- [EXERCISE DATA]
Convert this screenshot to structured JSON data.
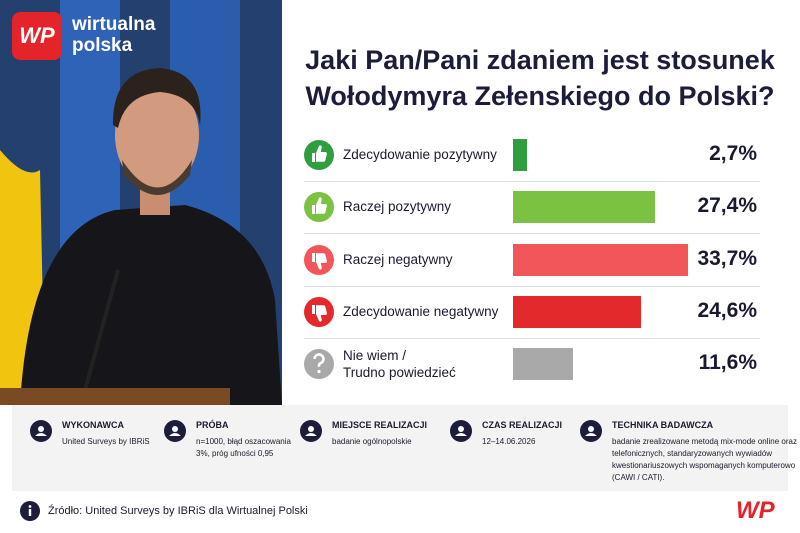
{
  "logo": "WP",
  "brand": [
    "wirtualna",
    "polska"
  ],
  "chart_data": {
    "type": "bar",
    "orientation": "horizontal",
    "title": "Jaki Pan/Pani zdaniem jest stosunek Wołodymyra Zełenskiego do Polski?",
    "categories": [
      "Zdecydowanie pozytywny",
      "Raczej pozytywny",
      "Raczej negatywny",
      "Zdecydowanie negatywny",
      "Nie wiem /\nTrudno powiedzieć"
    ],
    "values": [
      2.7,
      27.4,
      33.7,
      24.6,
      11.6
    ],
    "value_labels": [
      "2,7%",
      "27,4%",
      "33,7%",
      "24,6%",
      "11,6%"
    ],
    "colors": [
      "#2f9e3e",
      "#7cc242",
      "#f2565a",
      "#e4292c",
      "#a9a9a9"
    ]
  },
  "info": [
    {
      "title": "WYKONAWCA",
      "text": "United Surveys by IBRiS"
    },
    {
      "title": "PRÓBA",
      "text": "n=1000, błąd oszacowania 3%, próg ufności 0,95"
    },
    {
      "title": "MIEJSCE REALIZACJI",
      "text": "badanie ogólnopolskie"
    },
    {
      "title": "CZAS REALIZACJI",
      "text": "12–14.06.2026"
    },
    {
      "title": "TECHNIKA BADAWCZA",
      "text": "badanie zrealizowane metodą mix-mode online oraz telefonicznych, standaryzowanych wywiadów kwestionariuszowych wspomaganych komputerowo (CAWI / CATI)."
    }
  ],
  "source": "Źródło: United Surveys by IBRiS dla Wirtualnej Polski"
}
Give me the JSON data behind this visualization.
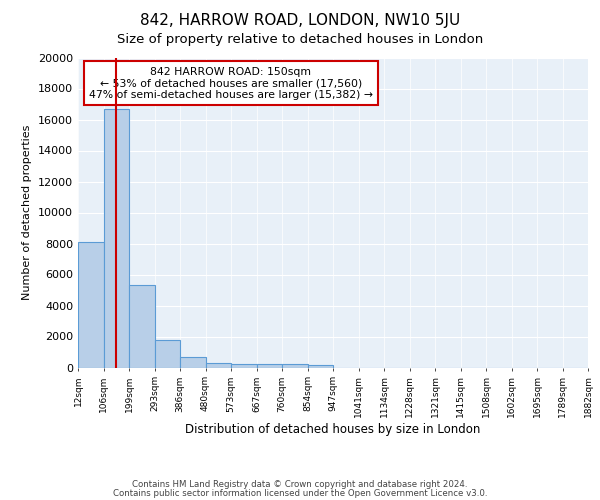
{
  "title1": "842, HARROW ROAD, LONDON, NW10 5JU",
  "title2": "Size of property relative to detached houses in London",
  "xlabel": "Distribution of detached houses by size in London",
  "ylabel": "Number of detached properties",
  "tick_labels": [
    "12sqm",
    "106sqm",
    "199sqm",
    "293sqm",
    "386sqm",
    "480sqm",
    "573sqm",
    "667sqm",
    "760sqm",
    "854sqm",
    "947sqm",
    "1041sqm",
    "1134sqm",
    "1228sqm",
    "1321sqm",
    "1415sqm",
    "1508sqm",
    "1602sqm",
    "1695sqm",
    "1789sqm",
    "1882sqm"
  ],
  "bar_heights": [
    8100,
    16650,
    5300,
    1750,
    700,
    320,
    240,
    230,
    210,
    180,
    0,
    0,
    0,
    0,
    0,
    0,
    0,
    0,
    0,
    0
  ],
  "bar_color": "#b8cfe8",
  "bar_edge_color": "#5b9bd5",
  "red_line_bin": 1.45,
  "red_line_color": "#cc0000",
  "annotation_text": "842 HARROW ROAD: 150sqm\n← 53% of detached houses are smaller (17,560)\n47% of semi-detached houses are larger (15,382) →",
  "annotation_box_color": "#ffffff",
  "annotation_box_edge": "#cc0000",
  "ylim": [
    0,
    20000
  ],
  "yticks": [
    0,
    2000,
    4000,
    6000,
    8000,
    10000,
    12000,
    14000,
    16000,
    18000,
    20000
  ],
  "footer1": "Contains HM Land Registry data © Crown copyright and database right 2024.",
  "footer2": "Contains public sector information licensed under the Open Government Licence v3.0.",
  "bg_color": "#e8f0f8",
  "fig_bg": "#ffffff",
  "title1_fontsize": 11,
  "title2_fontsize": 9.5
}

- [THE TASK] Filter out every line that lacks the word "houses", and copy the rest.

- [SOLUTION]
  "title2": "Size of property relative to detached houses in London",
  "xlabel": "Distribution of detached houses by size in London",
  "annotation_text": "842 HARROW ROAD: 150sqm\n← 53% of detached houses are smaller (17,560)\n47% of semi-detached houses are larger (15,382) →",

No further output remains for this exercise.